**STATED PROBLEM:** Transcribe every line, keeping it exact.

**SOURCE DATA:**
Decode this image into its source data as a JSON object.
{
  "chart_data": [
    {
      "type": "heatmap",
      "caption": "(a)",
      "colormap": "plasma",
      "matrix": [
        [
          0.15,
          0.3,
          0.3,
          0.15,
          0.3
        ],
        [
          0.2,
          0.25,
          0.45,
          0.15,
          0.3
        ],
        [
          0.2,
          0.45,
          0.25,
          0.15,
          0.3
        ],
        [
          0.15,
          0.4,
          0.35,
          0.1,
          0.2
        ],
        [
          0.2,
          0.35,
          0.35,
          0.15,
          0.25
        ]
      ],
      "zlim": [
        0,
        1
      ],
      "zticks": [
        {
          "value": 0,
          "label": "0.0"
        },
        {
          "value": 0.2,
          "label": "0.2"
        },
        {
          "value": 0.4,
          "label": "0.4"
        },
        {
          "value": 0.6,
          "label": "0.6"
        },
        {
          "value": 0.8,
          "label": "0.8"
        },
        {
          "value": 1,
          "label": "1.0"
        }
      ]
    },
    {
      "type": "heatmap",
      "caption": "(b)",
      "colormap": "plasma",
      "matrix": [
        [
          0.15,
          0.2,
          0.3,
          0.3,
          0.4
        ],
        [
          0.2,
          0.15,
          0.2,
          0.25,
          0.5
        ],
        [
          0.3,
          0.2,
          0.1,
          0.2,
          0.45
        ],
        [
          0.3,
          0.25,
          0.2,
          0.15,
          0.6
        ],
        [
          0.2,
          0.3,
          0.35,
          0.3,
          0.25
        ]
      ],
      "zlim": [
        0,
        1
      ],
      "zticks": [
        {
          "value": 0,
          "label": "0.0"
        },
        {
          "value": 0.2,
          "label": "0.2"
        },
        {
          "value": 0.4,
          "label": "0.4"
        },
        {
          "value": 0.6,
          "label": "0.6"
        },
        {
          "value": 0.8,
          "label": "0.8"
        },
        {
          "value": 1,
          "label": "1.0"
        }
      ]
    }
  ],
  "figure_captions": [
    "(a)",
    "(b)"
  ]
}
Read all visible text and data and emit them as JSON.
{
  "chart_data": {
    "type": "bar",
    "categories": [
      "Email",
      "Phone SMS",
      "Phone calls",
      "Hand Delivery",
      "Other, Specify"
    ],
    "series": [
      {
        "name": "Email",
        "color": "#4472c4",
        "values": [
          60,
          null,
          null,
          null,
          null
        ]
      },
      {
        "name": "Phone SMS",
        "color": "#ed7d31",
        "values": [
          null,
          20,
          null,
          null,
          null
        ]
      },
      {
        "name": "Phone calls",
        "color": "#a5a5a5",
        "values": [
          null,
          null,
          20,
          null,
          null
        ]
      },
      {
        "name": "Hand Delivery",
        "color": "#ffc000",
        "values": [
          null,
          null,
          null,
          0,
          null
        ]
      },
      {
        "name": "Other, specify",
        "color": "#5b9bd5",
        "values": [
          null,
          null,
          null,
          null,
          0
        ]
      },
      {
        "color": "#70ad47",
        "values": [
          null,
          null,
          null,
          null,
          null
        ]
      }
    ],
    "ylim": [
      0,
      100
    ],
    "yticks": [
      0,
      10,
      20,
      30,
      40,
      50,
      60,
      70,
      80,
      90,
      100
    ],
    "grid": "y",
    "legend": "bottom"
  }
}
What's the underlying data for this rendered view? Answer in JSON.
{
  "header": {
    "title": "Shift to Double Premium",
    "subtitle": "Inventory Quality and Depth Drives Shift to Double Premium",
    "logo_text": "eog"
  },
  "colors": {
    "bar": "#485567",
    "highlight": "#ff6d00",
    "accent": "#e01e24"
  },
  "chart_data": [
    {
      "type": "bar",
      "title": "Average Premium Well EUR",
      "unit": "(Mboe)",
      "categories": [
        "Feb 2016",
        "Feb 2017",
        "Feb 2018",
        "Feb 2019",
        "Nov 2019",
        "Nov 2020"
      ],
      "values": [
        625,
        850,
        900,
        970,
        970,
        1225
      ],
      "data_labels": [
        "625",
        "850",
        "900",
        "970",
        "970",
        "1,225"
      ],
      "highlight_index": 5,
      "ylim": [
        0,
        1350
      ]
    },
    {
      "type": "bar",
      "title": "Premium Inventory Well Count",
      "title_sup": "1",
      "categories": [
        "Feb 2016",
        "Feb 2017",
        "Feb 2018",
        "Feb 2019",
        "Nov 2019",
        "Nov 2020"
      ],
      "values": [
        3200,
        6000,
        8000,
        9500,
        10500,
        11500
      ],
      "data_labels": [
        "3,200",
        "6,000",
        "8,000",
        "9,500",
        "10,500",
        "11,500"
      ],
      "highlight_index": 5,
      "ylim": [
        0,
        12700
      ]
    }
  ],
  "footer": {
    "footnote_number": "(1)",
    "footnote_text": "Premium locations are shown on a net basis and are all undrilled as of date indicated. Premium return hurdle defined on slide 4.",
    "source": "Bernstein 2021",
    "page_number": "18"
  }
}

**CORRECT ANSWER:**
Decode this image into its source data as a JSON object.
{
  "chart_data": [
    {
      "type": "heatmap",
      "caption": "(a)",
      "colormap": "plasma",
      "matrix": [
        [
          0.15,
          0.3,
          0.3,
          0.15,
          0.3
        ],
        [
          0.2,
          0.25,
          0.45,
          0.15,
          0.3
        ],
        [
          0.2,
          0.45,
          0.25,
          0.15,
          0.3
        ],
        [
          0.15,
          0.4,
          0.35,
          0.1,
          0.2
        ],
        [
          0.2,
          0.35,
          0.35,
          0.15,
          0.25
        ]
      ],
      "zlim": [
        0,
        1
      ],
      "zticks": [
        {
          "value": 0,
          "label": "0.0"
        },
        {
          "value": 0.2,
          "label": "0.2"
        },
        {
          "value": 0.4,
          "label": "0.4"
        },
        {
          "value": 0.6,
          "label": "0.6"
        },
        {
          "value": 0.8,
          "label": "0.8"
        },
        {
          "value": 1,
          "label": "1.0"
        }
      ]
    },
    {
      "type": "heatmap",
      "caption": "(b)",
      "colormap": "plasma",
      "matrix": [
        [
          0.15,
          0.2,
          0.3,
          0.3,
          0.4
        ],
        [
          0.2,
          0.15,
          0.2,
          0.25,
          0.5
        ],
        [
          0.3,
          0.2,
          0.1,
          0.2,
          0.45
        ],
        [
          0.3,
          0.25,
          0.2,
          0.15,
          0.6
        ],
        [
          0.2,
          0.3,
          0.35,
          0.3,
          0.25
        ]
      ],
      "zlim": [
        0,
        1
      ],
      "zticks": [
        {
          "value": 0,
          "label": "0.0"
        },
        {
          "value": 0.2,
          "label": "0.2"
        },
        {
          "value": 0.4,
          "label": "0.4"
        },
        {
          "value": 0.6,
          "label": "0.6"
        },
        {
          "value": 0.8,
          "label": "0.8"
        },
        {
          "value": 1,
          "label": "1.0"
        }
      ]
    }
  ],
  "figure_captions": [
    "(a)",
    "(b)"
  ]
}
Read all visible text and data and emit them as JSON.
{
  "chart_data": {
    "type": "bar",
    "categories": [
      "Email",
      "Phone SMS",
      "Phone calls",
      "Hand Delivery",
      "Other, Specify"
    ],
    "series": [
      {
        "name": "Email",
        "color": "#4472c4",
        "values": [
          60,
          null,
          null,
          null,
          null
        ]
      },
      {
        "name": "Phone SMS",
        "color": "#ed7d31",
        "values": [
          null,
          20,
          null,
          null,
          null
        ]
      },
      {
        "name": "Phone calls",
        "color": "#a5a5a5",
        "values": [
          null,
          null,
          20,
          null,
          null
        ]
      },
      {
        "name": "Hand Delivery",
        "color": "#ffc000",
        "values": [
          null,
          null,
          null,
          0,
          null
        ]
      },
      {
        "name": "Other, specify",
        "color": "#5b9bd5",
        "values": [
          null,
          null,
          null,
          null,
          0
        ]
      },
      {
        "color": "#70ad47",
        "values": [
          null,
          null,
          null,
          null,
          null
        ]
      }
    ],
    "ylim": [
      0,
      100
    ],
    "yticks": [
      0,
      10,
      20,
      30,
      40,
      50,
      60,
      70,
      80,
      90,
      100
    ],
    "grid": "y",
    "legend": "bottom"
  }
}
What's the underlying data for this rendered view? Answer in JSON.
{
  "header": {
    "title": "Shift to Double Premium",
    "subtitle": "Inventory Quality and Depth Drives Shift to Double Premium",
    "logo_text": "eog"
  },
  "colors": {
    "bar": "#485567",
    "highlight": "#ff6d00",
    "accent": "#e01e24"
  },
  "chart_data": [
    {
      "type": "bar",
      "title": "Average Premium Well EUR",
      "unit": "(Mboe)",
      "categories": [
        "Feb 2016",
        "Feb 2017",
        "Feb 2018",
        "Feb 2019",
        "Nov 2019",
        "Nov 2020"
      ],
      "values": [
        625,
        850,
        900,
        970,
        970,
        1225
      ],
      "data_labels": [
        "625",
        "850",
        "900",
        "970",
        "970",
        "1,225"
      ],
      "highlight_index": 5,
      "ylim": [
        0,
        1350
      ]
    },
    {
      "type": "bar",
      "title": "Premium Inventory Well Count",
      "title_sup": "1",
      "categories": [
        "Feb 2016",
        "Feb 2017",
        "Feb 2018",
        "Feb 2019",
        "Nov 2019",
        "Nov 2020"
      ],
      "values": [
        3200,
        6000,
        8000,
        9500,
        10500,
        11500
      ],
      "data_labels": [
        "3,200",
        "6,000",
        "8,000",
        "9,500",
        "10,500",
        "11,500"
      ],
      "highlight_index": 5,
      "ylim": [
        0,
        12700
      ]
    }
  ],
  "footer": {
    "footnote_number": "(1)",
    "footnote_text": "Premium locations are shown on a net basis and are all undrilled as of date indicated. Premium return hurdle defined on slide 4.",
    "source": "Bernstein 2021",
    "page_number": "18"
  }
}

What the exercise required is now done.